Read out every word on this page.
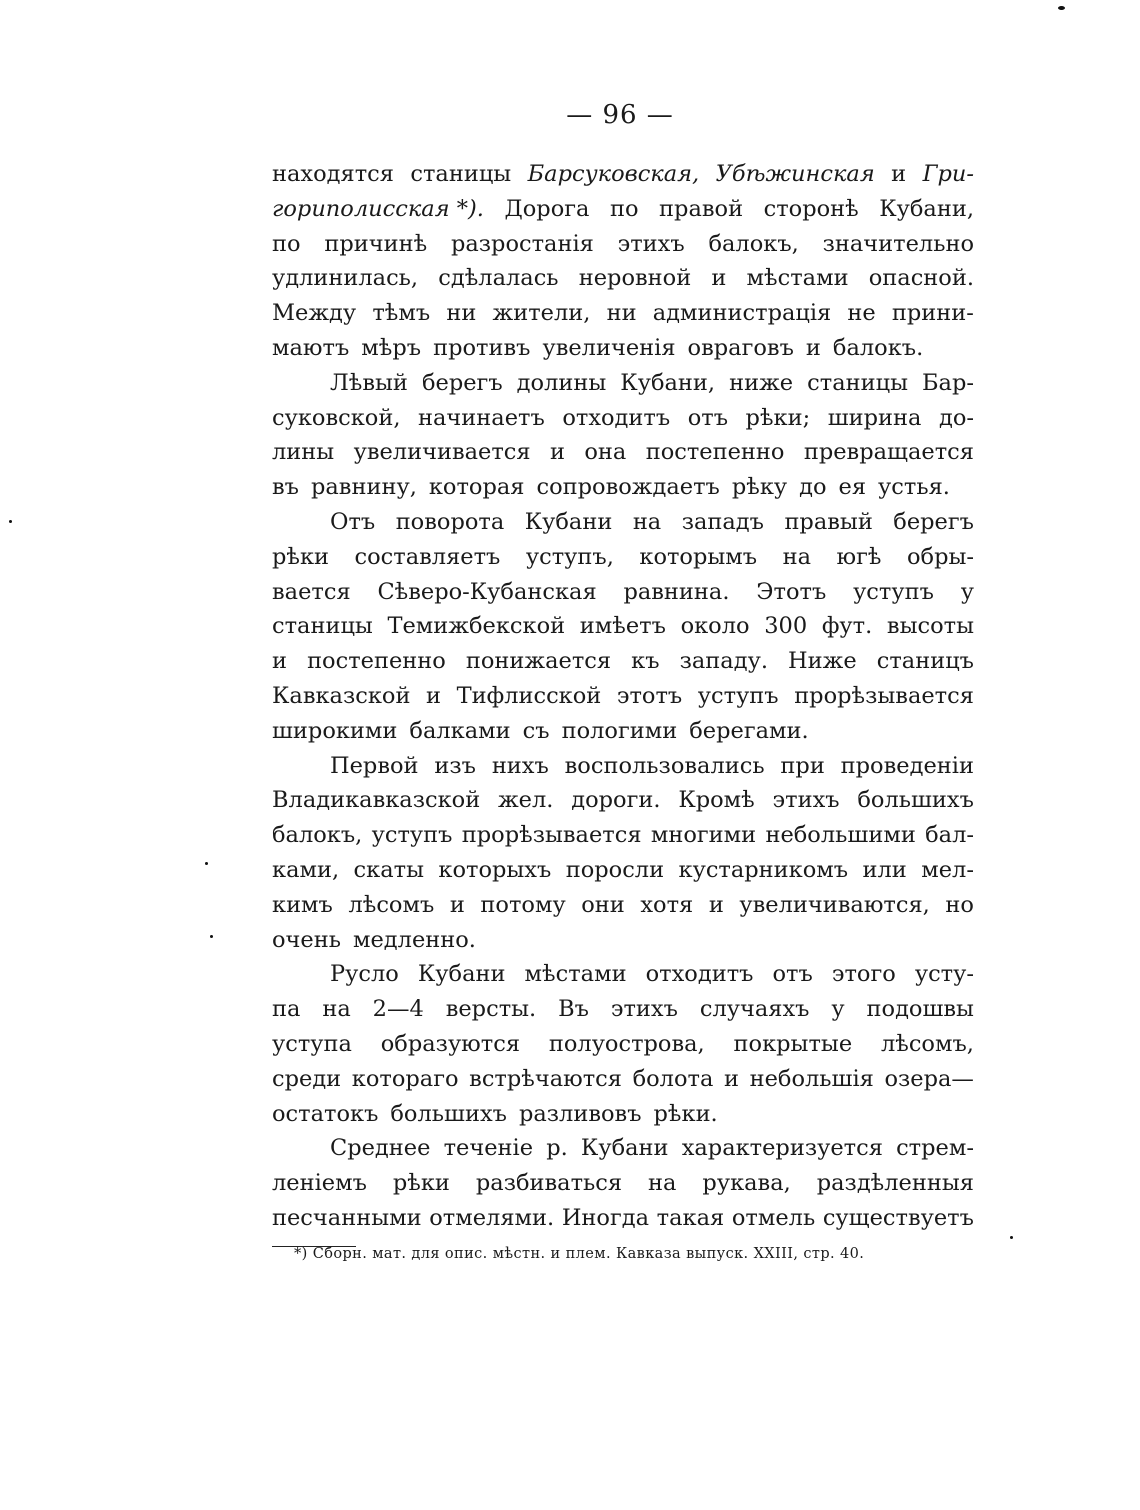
— 96 —
находятся станицы Барсуковская, Убѣжинская и Гри-
гориполисская *). Дорога по правой сторонѣ Кубани,
по причинѣ разростанія этихъ балокъ, значительно
удлинилась, сдѣлалась неровной и мѣстами опасной.
Между тѣмъ ни жители, ни администрація не прини-
маютъ мѣръ противъ увеличенія овраговъ и балокъ.
Лѣвый берегъ долины Кубани, ниже станицы Бар-
суковской, начинаетъ отходитъ отъ рѣки; ширина до-
лины увеличивается и она постепенно превращается
въ равнину, которая сопровождаетъ рѣку до ея устья.
Отъ поворота Кубани на западъ правый берегъ
рѣки составляетъ уступъ, которымъ на югѣ обры-
вается Сѣверо-Кубанская равнина. Этотъ уступъ у
станицы Темижбекской имѣетъ около 300 фут. высоты
и постепенно понижается къ западу. Ниже станицъ
Кавказской и Тифлисской этотъ уступъ прорѣзывается
широкими балками съ пологими берегами.
Первой изъ нихъ воспользовались при проведеніи
Владикавказской жел. дороги. Кромѣ этихъ большихъ
балокъ, уступъ прорѣзывается многими небольшими бал-
ками, скаты которыхъ поросли кустарникомъ или мел-
кимъ лѣсомъ и потому они хотя и увеличиваются, но
очень медленно.
Русло Кубани мѣстами отходитъ отъ этого усту-
па на 2—4 версты. Въ этихъ случаяхъ у подошвы
уступа образуются полуострова, покрытые лѣсомъ,
среди котораго встрѣчаются болота и небольшія озера—
остатокъ большихъ разливовъ рѣки.
Среднее теченіе р. Кубани характеризуется стрем-
леніемъ рѣки разбиваться на рукава, раздѣленныя
песчанными отмелями. Иногда такая отмель существуетъ
*) Сборн. мат. для опис. мѣстн. и плем. Кавказа выпуск. XXIII, стр. 40.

##########

Find each line that has the word "рѣки", then copy it out.

суковской, начинаетъ отходитъ отъ рѣки; ширина до-
рѣки составляетъ уступъ, которымъ на югѣ обры-
остатокъ большихъ разливовъ рѣки.
леніемъ рѣки разбиваться на рукава, раздѣленныя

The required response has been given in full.